#### PROBLEM DETAILS:
Please give all the items below again, substituting "File Center" for every "Download Center" and keeping everything else as it is. Leave out the pictures.

#### RAW DATA:
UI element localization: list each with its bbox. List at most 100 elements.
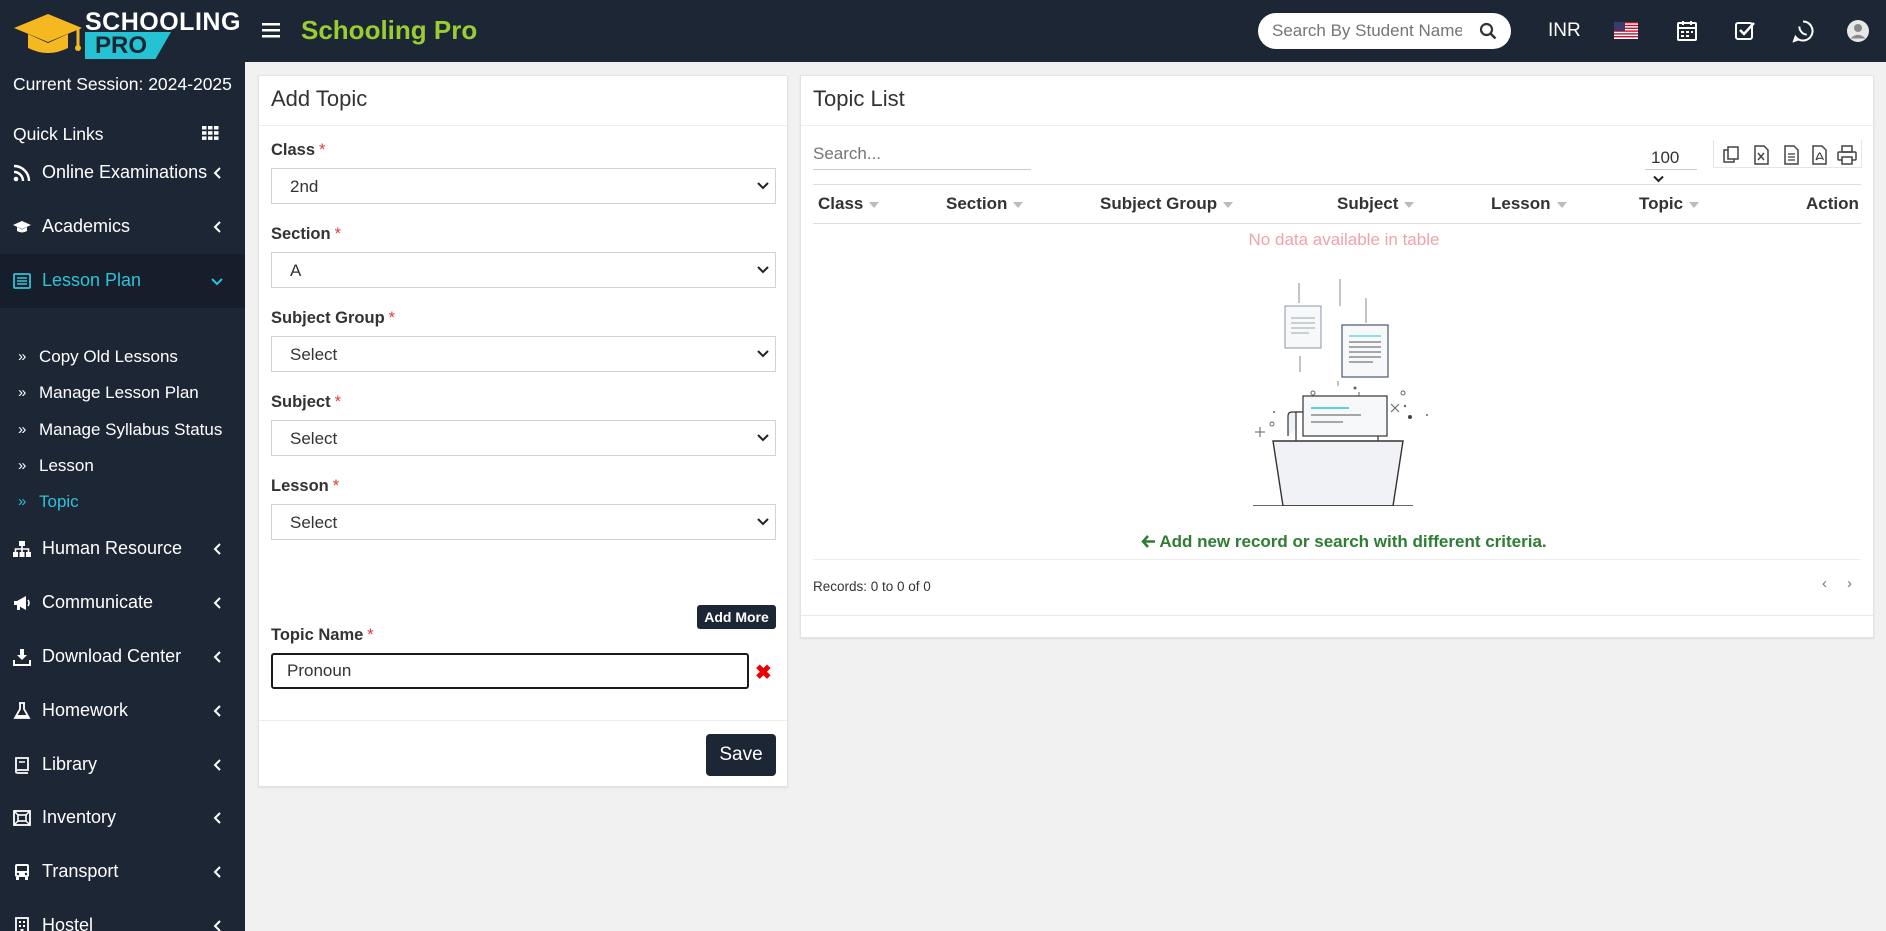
book-icon — [15, 757, 29, 774]
sidebar-subitem-copy-old-lessons[interactable]: » Copy Old Lessons — [0, 340, 245, 376]
sidebar-item-communicate[interactable]: Communicate — [0, 576, 245, 630]
sidebar-item-label: Download Center — [42, 646, 182, 666]
subject-group-select[interactable]: Select — [271, 336, 776, 372]
sidebar-subitem-manage-lesson-plan[interactable]: » Manage Lesson Plan — [0, 376, 245, 412]
quick-links[interactable]: Quick Links — [13, 124, 103, 145]
logo-text-pro: PRO — [85, 32, 171, 59]
hamburger-menu-icon[interactable] — [262, 18, 280, 44]
next-page-icon[interactable]: › — [1847, 575, 1852, 592]
remove-topic-icon[interactable]: ✖ — [755, 660, 772, 685]
student-search-box[interactable] — [1258, 13, 1511, 49]
search-icon[interactable] — [1479, 22, 1497, 40]
us-flag-icon[interactable] — [1614, 22, 1638, 39]
sidebar-item-label: Online Examinations — [42, 162, 208, 182]
sidebar-item-download-center[interactable]: Download Center — [0, 630, 245, 684]
column-header-lesson[interactable]: Lesson — [1491, 194, 1567, 214]
chevron-left-icon — [213, 543, 221, 555]
calendar-icon[interactable] — [1675, 19, 1699, 43]
excel-icon[interactable] — [1750, 144, 1772, 166]
grid-icon[interactable] — [202, 126, 219, 140]
topic-name-input[interactable] — [287, 661, 727, 681]
divider — [259, 125, 787, 126]
currency-selector[interactable]: INR — [1548, 20, 1581, 42]
sidebar-subitem-manage-syllabus-status[interactable]: » Manage Syllabus Status — [0, 413, 245, 449]
chevron-down-icon — [757, 434, 769, 442]
topic-list-panel: Topic List 100 Class Section Subject Gro… — [800, 75, 1874, 638]
sidebar-item-label: Academics — [42, 216, 131, 236]
previous-page-icon[interactable]: ‹ — [1822, 575, 1827, 592]
student-search-input[interactable] — [1272, 21, 1462, 41]
chevron-left-icon — [213, 759, 221, 771]
csv-icon[interactable] — [1780, 144, 1802, 166]
table-search-input[interactable] — [813, 144, 1023, 164]
sitemap-icon — [13, 541, 31, 557]
sidebar-subitem-label: Lesson — [39, 456, 94, 475]
sidebar-item-library[interactable]: Library — [0, 738, 245, 792]
subject-select[interactable]: Select — [271, 420, 776, 456]
divider — [813, 559, 1861, 560]
sidebar-item-human-resource[interactable]: Human Resource — [0, 522, 245, 576]
sidebar-item-inventory[interactable]: Inventory — [0, 791, 245, 845]
class-select[interactable]: 2nd — [271, 168, 776, 204]
graduation-cap-icon — [13, 221, 31, 233]
sidebar-item-homework[interactable]: Homework — [0, 684, 245, 738]
sidebar-item-online-examinations[interactable]: Online Examinations — [0, 146, 245, 200]
subject-group-select-value: Select — [290, 345, 338, 364]
sidebar-item-transport[interactable]: Transport — [0, 845, 245, 899]
schooling-pro-logo[interactable]: SCHOOLING PRO — [10, 4, 245, 60]
lesson-select-value: Select — [290, 513, 338, 532]
lesson-select[interactable]: Select — [271, 504, 776, 540]
column-header-subject-group[interactable]: Subject Group — [1100, 194, 1234, 214]
column-header-class[interactable]: Class — [818, 194, 880, 214]
building-icon — [15, 917, 29, 931]
subject-label: Subject * — [271, 393, 342, 411]
sort-icon — [1689, 201, 1700, 208]
sidebar-item-academics[interactable]: Academics — [0, 200, 245, 254]
download-icon — [13, 649, 31, 666]
print-icon[interactable] — [1836, 144, 1858, 166]
pdf-icon[interactable] — [1808, 144, 1830, 166]
sidebar-subitem-topic[interactable]: » Topic — [0, 485, 245, 521]
chevron-left-icon — [213, 812, 221, 824]
chevron-left-icon — [213, 651, 221, 663]
column-header-subject[interactable]: Subject — [1337, 194, 1415, 214]
topic-name-field[interactable] — [271, 653, 749, 689]
graduation-cap-logo-icon — [14, 14, 82, 53]
lesson-label: Lesson * — [271, 477, 340, 495]
sidebar-subitem-label: Topic — [39, 492, 79, 511]
user-avatar-icon[interactable] — [1846, 19, 1870, 43]
topic-list-title: Topic List — [813, 86, 905, 111]
page-length-select[interactable]: 100 — [1645, 148, 1697, 183]
chevron-down-icon — [757, 266, 769, 274]
sidebar-item-label: Homework — [42, 700, 129, 720]
section-select-value: A — [290, 261, 302, 280]
add-more-button[interactable]: Add More — [697, 605, 776, 629]
whatsapp-icon[interactable] — [1791, 19, 1815, 43]
section-label: Section * — [271, 225, 342, 243]
page-length-value: 100 — [1651, 148, 1680, 167]
current-session: Current Session: 2024-2025 — [13, 74, 232, 94]
add-new-record-hint: Add new record or search with different … — [801, 532, 1886, 552]
sidebar-item-hostel[interactable]: Hostel — [0, 899, 245, 931]
column-header-section[interactable]: Section — [946, 194, 1024, 214]
class-select-value: 2nd — [290, 177, 319, 196]
table-search[interactable] — [813, 144, 1031, 170]
task-checkbox-icon[interactable] — [1733, 19, 1757, 43]
table-header: Class Section Subject Group Subject Less… — [813, 184, 1861, 224]
sidebar-item-label: Library — [42, 754, 98, 774]
section-select[interactable]: A — [271, 252, 776, 288]
sort-icon — [1556, 201, 1567, 208]
sidebar-item-lesson-plan[interactable]: Lesson Plan — [0, 254, 245, 308]
chevron-down-icon — [757, 350, 769, 358]
save-button[interactable]: Save — [706, 734, 776, 776]
sidebar-subitem-label: Copy Old Lessons — [39, 347, 178, 366]
copy-icon[interactable] — [1720, 144, 1742, 166]
chevron-left-icon — [213, 221, 221, 233]
divider — [801, 615, 1873, 616]
box-icon — [13, 810, 31, 826]
column-header-topic[interactable]: Topic — [1639, 194, 1700, 214]
sidebar-subitem-lesson[interactable]: » Lesson — [0, 449, 245, 485]
app-title: Schooling Pro — [301, 15, 478, 45]
double-chevron-right-icon: » — [18, 493, 27, 510]
chevron-down-icon — [1653, 175, 1664, 183]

#### EXERCISE ANSWER:
UI element localization: list each with its bbox. List at most 100 elements.
book-icon — [15, 757, 29, 774]
sidebar-subitem-copy-old-lessons[interactable]: » Copy Old Lessons — [0, 340, 245, 376]
sidebar-item-communicate[interactable]: Communicate — [0, 576, 245, 630]
sidebar-item-label: File Center — [42, 646, 182, 666]
subject-group-select[interactable]: Select — [271, 336, 776, 372]
sidebar-subitem-manage-lesson-plan[interactable]: » Manage Lesson Plan — [0, 376, 245, 412]
quick-links[interactable]: Quick Links — [13, 124, 103, 145]
logo-text-pro: PRO — [85, 32, 171, 59]
hamburger-menu-icon[interactable] — [262, 18, 280, 44]
next-page-icon[interactable]: › — [1847, 575, 1852, 592]
remove-topic-icon[interactable]: ✖ — [755, 660, 772, 685]
student-search-box[interactable] — [1258, 13, 1511, 49]
search-icon[interactable] — [1479, 22, 1497, 40]
us-flag-icon[interactable] — [1614, 22, 1638, 39]
sidebar-item-label: Online Examinations — [42, 162, 208, 182]
sidebar-item-download-center[interactable]: File Center — [0, 630, 245, 684]
column-header-lesson[interactable]: Lesson — [1491, 194, 1567, 214]
chevron-left-icon — [213, 543, 221, 555]
calendar-icon[interactable] — [1675, 19, 1699, 43]
excel-icon[interactable] — [1750, 144, 1772, 166]
grid-icon[interactable] — [202, 126, 219, 140]
topic-name-input[interactable] — [287, 661, 727, 681]
divider — [259, 125, 787, 126]
currency-selector[interactable]: INR — [1548, 20, 1581, 42]
sidebar-subitem-manage-syllabus-status[interactable]: » Manage Syllabus Status — [0, 413, 245, 449]
chevron-down-icon — [757, 434, 769, 442]
topic-list-panel: Topic List 100 Class Section Subject Gro… — [800, 75, 1874, 638]
sidebar-item-label: Academics — [42, 216, 131, 236]
previous-page-icon[interactable]: ‹ — [1822, 575, 1827, 592]
student-search-input[interactable] — [1272, 21, 1462, 41]
chevron-left-icon — [213, 759, 221, 771]
csv-icon[interactable] — [1780, 144, 1802, 166]
table-search-input[interactable] — [813, 144, 1023, 164]
sitemap-icon — [13, 541, 31, 557]
sidebar-subitem-label: Lesson — [39, 456, 94, 475]
sidebar-item-library[interactable]: Library — [0, 738, 245, 792]
subject-select[interactable]: Select — [271, 420, 776, 456]
divider — [813, 559, 1861, 560]
sidebar-item-human-resource[interactable]: Human Resource — [0, 522, 245, 576]
sidebar-item-inventory[interactable]: Inventory — [0, 791, 245, 845]
class-select[interactable]: 2nd — [271, 168, 776, 204]
graduation-cap-icon — [13, 221, 31, 233]
sidebar-item-homework[interactable]: Homework — [0, 684, 245, 738]
sidebar-item-online-examinations[interactable]: Online Examinations — [0, 146, 245, 200]
subject-group-select-value: Select — [290, 345, 338, 364]
sidebar-item-transport[interactable]: Transport — [0, 845, 245, 899]
schooling-pro-logo[interactable]: SCHOOLING PRO — [10, 4, 245, 60]
lesson-select-value: Select — [290, 513, 338, 532]
lesson-select[interactable]: Select — [271, 504, 776, 540]
column-header-subject-group[interactable]: Subject Group — [1100, 194, 1234, 214]
column-header-class[interactable]: Class — [818, 194, 880, 214]
building-icon — [15, 917, 29, 931]
subject-label: Subject * — [271, 393, 342, 411]
sort-icon — [1689, 201, 1700, 208]
sidebar-item-academics[interactable]: Academics — [0, 200, 245, 254]
download-icon — [13, 649, 31, 666]
print-icon[interactable] — [1836, 144, 1858, 166]
pdf-icon[interactable] — [1808, 144, 1830, 166]
sidebar-subitem-topic[interactable]: » Topic — [0, 485, 245, 521]
chevron-left-icon — [213, 812, 221, 824]
chevron-left-icon — [213, 651, 221, 663]
column-header-subject[interactable]: Subject — [1337, 194, 1415, 214]
topic-name-field[interactable] — [271, 653, 749, 689]
graduation-cap-logo-icon — [14, 14, 82, 53]
lesson-label: Lesson * — [271, 477, 340, 495]
sidebar-subitem-label: Topic — [39, 492, 79, 511]
user-avatar-icon[interactable] — [1846, 19, 1870, 43]
topic-list-title: Topic List — [813, 86, 905, 111]
page-length-select[interactable]: 100 — [1645, 148, 1697, 183]
chevron-down-icon — [757, 266, 769, 274]
sidebar-item-label: Homework — [42, 700, 129, 720]
section-select-value: A — [290, 261, 302, 280]
add-more-button[interactable]: Add More — [697, 605, 776, 629]
whatsapp-icon[interactable] — [1791, 19, 1815, 43]
section-label: Section * — [271, 225, 342, 243]
page-length-value: 100 — [1651, 148, 1680, 167]
current-session: Current Session: 2024-2025 — [13, 74, 232, 94]
add-new-record-hint: Add new record or search with different … — [801, 532, 1886, 552]
sidebar-item-hostel[interactable]: Hostel — [0, 899, 245, 931]
column-header-section[interactable]: Section — [946, 194, 1024, 214]
class-select-value: 2nd — [290, 177, 319, 196]
table-search[interactable] — [813, 144, 1031, 170]
task-checkbox-icon[interactable] — [1733, 19, 1757, 43]
table-header: Class Section Subject Group Subject Less… — [813, 184, 1861, 224]
sidebar-item-label: Library — [42, 754, 98, 774]
section-select[interactable]: A — [271, 252, 776, 288]
sort-icon — [1556, 201, 1567, 208]
sidebar-item-lesson-plan[interactable]: Lesson Plan — [0, 254, 245, 308]
chevron-down-icon — [757, 350, 769, 358]
save-button[interactable]: Save — [706, 734, 776, 776]
sidebar-subitem-label: Copy Old Lessons — [39, 347, 178, 366]
copy-icon[interactable] — [1720, 144, 1742, 166]
chevron-left-icon — [213, 221, 221, 233]
divider — [801, 615, 1873, 616]
box-icon — [13, 810, 31, 826]
column-header-topic[interactable]: Topic — [1639, 194, 1700, 214]
sidebar-subitem-lesson[interactable]: » Lesson — [0, 449, 245, 485]
app-title: Schooling Pro — [301, 15, 478, 45]
double-chevron-right-icon: » — [18, 493, 27, 510]
chevron-down-icon — [1653, 175, 1664, 183]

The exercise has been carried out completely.